### Selection
# Nitric acid distillation



## Noxx (Jul 6, 2008)

Hello guys,
I'm currently trying to distillate some nitric acid. I would like to know what temperature I must get in order to evaporate the nitric. Currently, my solution is boiling and the vapours are at 110C. I made my nitric using KNO3, a bit of water and Sulfuric acid.

Thanks in advance.


----------



## lazersteve (Jul 6, 2008)

Noxx, 

68%/32% HNO3/water azeotrope boils at 120.5 C. 

You should be using dry KNO3 and 98% H2SO4 for the reaction. 

The receiving flask should be in an ice bath.

Be sure your glassware rig joints are tightly sealed and don't use any rubber stoppers or tubing. I teflon tape my joints when distilling.

Steve


----------



## Noxx (Jul 6, 2008)

In the beginning, I tried with KNO3 + H2SO4 with no water and it gives a lot of NO2. So I added some water and it almost stopped. 

I don't really mind if there is water in my nitric, I want to get about 40% nitric acid, but I want it Chlorine free !

Also, I'm using rubber stoppers for the moment... I know they aren't the best but they don't seem to be eaten that much by the acid.

I'm doing the distillation under a fume hood BTW.

Thanks


----------



## lazersteve (Jul 6, 2008)

Noxx,

If you wrap the stoppers in a thin layer of teflon tape (plumbers type) you can prevent them from failing so fast. The rubber could fail and allow hot NOx or HNO3 fumes out!

Steve


----------



## Lou (Jul 6, 2008)

Nitric of high strength will tear apart those stoppers, most of which are made from neoprene rubber. Also, the azeotrope will not distill over if you follow:
KNO3 + H2SO4 --> HNO3 + KHSO4. Instead you will get red fuming nitric acid, which is a pain to deal with giving your limited home setups. Unnecessary risk. Rather, distill with a small amount of water.

### Written instruction 1
In the nitric acid distillation thread, what is the boiling point given for the 68%/32% HNO3/water azeotrope?
### Written instruction 2
Write the next part of the nitric acid distillation thread, starting after its final sentence.

### Data extract

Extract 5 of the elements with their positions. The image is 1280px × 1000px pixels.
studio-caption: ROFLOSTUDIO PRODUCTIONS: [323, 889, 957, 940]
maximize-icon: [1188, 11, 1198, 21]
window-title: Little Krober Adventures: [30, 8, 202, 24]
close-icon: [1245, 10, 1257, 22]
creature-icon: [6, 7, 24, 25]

### Exercise result 1
120.5 C

### Exercise result 2
My suggestion to you is that you vacuum distill it in the dark; that is what I do and it prevents decomposition due to light and heat. This means your nitric, even if distilled to a high concentration, will be colourless and of good quality.

A vacuum pump that you should have, and that I highly recommend is that made by KNF Neuberger. It will resist nitric acid, aqua regia, chlorine fumes and serve you happily for many years. Use that to distill it, use the pump also for vacuum filtration. That is what I do; I have several pumps and I plan on getting more.


----------



## Noxx (Jul 6, 2008)

I will try with the Teflon next time, thanks.

Lou, I'm looking for a vacuum pump since a while on eBay for my vacuum filtrations and possibly for vacuum distillation but they seem to be very expensive so I ended up with an hydro aspirator powered by a drill pump lol.


----------



## Lou (Jul 7, 2008)

You can improvise your own aspirator with PVC tubing and a garden hose. 

Those pumps cost about $300 on ebay, about 1/4 of what normally they sell for.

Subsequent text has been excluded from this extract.